Work to do ▸ In the material below, find each line holding the string "draw" and copy it.
****************
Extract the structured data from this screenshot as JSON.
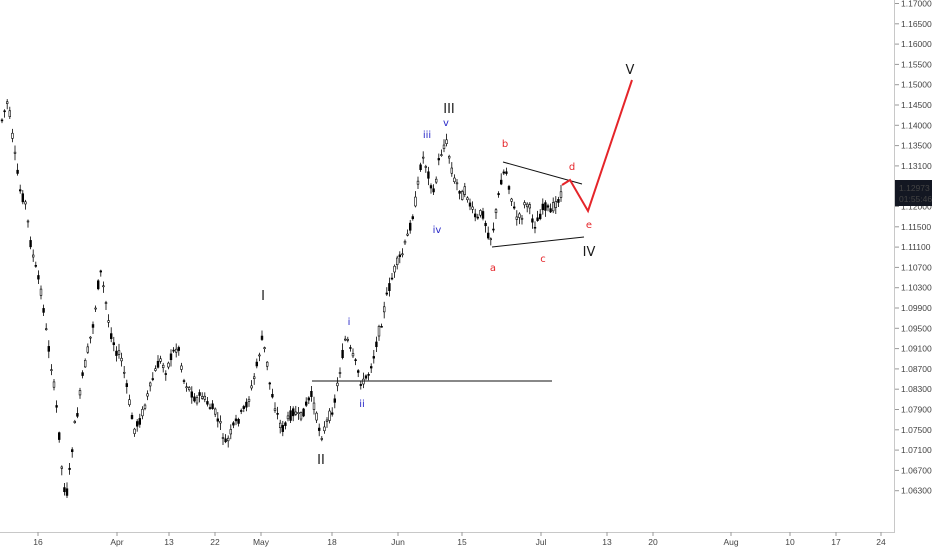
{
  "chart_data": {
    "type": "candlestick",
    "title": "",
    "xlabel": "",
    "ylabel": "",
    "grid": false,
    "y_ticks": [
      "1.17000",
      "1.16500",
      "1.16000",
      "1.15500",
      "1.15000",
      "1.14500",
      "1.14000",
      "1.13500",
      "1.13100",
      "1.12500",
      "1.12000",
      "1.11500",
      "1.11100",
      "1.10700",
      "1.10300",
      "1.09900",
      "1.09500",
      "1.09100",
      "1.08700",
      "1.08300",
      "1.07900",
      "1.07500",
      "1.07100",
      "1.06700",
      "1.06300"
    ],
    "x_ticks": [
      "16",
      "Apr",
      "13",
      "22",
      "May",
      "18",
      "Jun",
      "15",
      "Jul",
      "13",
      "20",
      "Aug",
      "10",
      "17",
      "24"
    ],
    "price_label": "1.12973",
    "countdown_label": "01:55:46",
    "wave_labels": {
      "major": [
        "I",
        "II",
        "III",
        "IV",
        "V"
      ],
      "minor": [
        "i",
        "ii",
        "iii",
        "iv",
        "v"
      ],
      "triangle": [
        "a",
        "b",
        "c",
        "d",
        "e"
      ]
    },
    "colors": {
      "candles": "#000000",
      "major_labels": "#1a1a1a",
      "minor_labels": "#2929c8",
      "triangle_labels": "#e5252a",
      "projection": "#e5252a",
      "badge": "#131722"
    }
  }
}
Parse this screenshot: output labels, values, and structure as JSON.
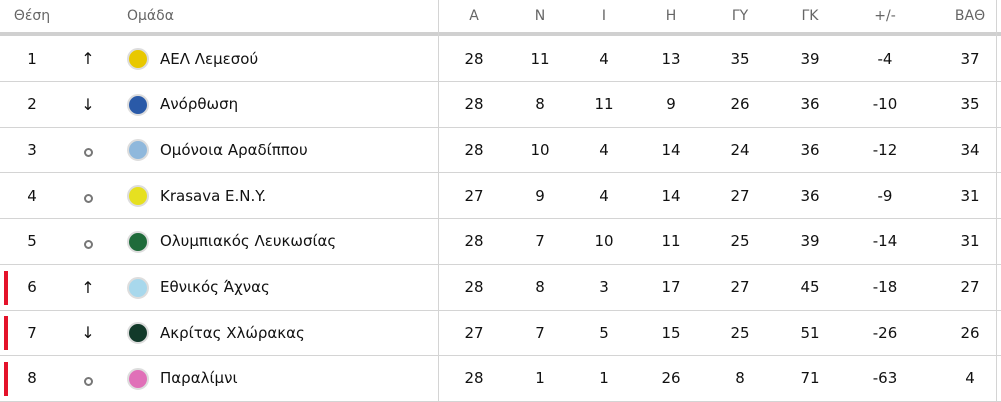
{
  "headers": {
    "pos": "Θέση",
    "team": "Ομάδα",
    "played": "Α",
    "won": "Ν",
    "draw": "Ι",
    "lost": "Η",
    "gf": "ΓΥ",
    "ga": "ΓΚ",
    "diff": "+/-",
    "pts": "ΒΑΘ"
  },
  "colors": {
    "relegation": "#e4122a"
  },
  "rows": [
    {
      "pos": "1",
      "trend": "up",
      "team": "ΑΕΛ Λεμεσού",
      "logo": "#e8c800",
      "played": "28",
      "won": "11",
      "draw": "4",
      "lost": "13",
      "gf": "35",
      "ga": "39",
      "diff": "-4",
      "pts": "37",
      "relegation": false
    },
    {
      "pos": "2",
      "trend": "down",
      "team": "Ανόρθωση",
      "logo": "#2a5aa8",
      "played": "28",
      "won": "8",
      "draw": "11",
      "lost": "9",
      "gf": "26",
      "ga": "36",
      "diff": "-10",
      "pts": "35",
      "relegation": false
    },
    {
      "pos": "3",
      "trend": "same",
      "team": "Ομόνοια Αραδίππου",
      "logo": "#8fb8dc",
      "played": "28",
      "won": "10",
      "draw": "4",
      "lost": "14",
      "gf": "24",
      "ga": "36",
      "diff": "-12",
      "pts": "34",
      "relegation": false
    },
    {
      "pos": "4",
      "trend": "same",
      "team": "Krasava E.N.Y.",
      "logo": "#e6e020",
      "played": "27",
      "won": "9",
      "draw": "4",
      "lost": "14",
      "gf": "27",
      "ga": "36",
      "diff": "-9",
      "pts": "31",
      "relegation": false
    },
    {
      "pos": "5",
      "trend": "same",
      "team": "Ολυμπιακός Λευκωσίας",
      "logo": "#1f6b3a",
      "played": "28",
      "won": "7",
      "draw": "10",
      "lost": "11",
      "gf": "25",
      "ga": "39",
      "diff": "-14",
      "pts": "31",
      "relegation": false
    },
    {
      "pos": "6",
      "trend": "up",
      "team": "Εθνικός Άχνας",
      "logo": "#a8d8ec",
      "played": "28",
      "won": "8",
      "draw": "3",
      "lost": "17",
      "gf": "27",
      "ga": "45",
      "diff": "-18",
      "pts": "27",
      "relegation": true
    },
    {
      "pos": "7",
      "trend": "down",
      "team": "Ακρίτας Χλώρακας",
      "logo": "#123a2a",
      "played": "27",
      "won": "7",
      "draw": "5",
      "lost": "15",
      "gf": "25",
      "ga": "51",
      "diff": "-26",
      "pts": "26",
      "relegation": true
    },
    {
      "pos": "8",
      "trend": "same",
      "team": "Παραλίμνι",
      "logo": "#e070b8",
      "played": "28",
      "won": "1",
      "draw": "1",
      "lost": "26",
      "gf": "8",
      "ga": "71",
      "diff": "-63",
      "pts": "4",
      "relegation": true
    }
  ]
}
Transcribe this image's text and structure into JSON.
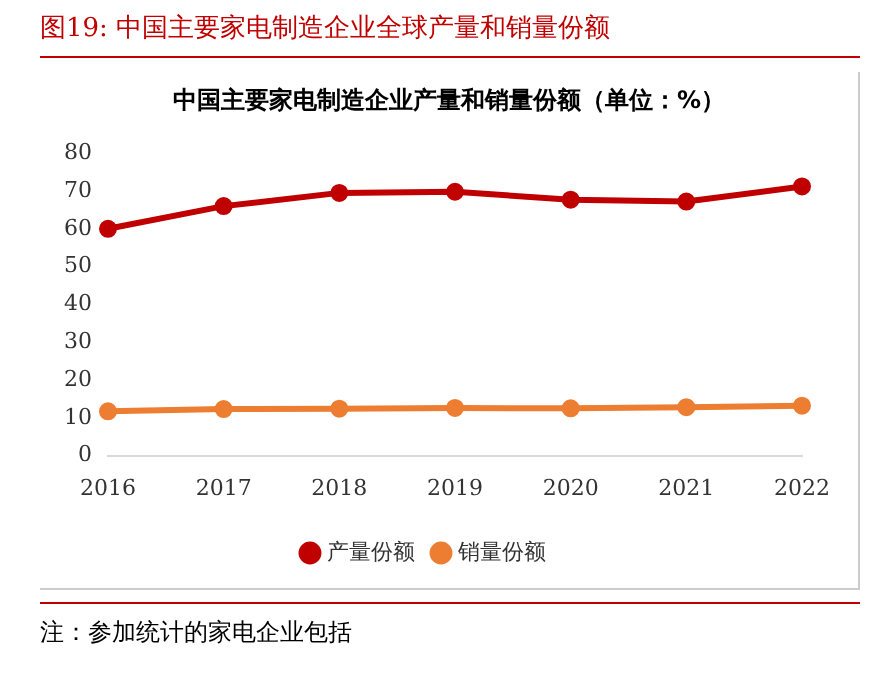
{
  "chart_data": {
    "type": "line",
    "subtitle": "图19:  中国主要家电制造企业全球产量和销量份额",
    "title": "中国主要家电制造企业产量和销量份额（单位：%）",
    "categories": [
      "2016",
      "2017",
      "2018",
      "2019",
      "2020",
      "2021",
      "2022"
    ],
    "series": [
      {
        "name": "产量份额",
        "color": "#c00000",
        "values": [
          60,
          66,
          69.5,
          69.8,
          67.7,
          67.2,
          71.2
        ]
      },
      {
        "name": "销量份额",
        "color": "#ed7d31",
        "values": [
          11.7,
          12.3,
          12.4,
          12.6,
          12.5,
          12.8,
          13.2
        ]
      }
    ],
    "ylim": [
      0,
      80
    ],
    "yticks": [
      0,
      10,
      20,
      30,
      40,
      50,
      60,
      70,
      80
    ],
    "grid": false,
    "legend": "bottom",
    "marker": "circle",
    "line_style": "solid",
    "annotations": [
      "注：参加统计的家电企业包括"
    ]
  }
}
****************
Output of the exercise ▸
    "draw": "Ι",
      "draw": "4",
      "draw": "11",
      "draw": "4",
      "draw": "4",
      "draw": "10",
      "draw": "3",
      "draw": "5",
      "draw": "1",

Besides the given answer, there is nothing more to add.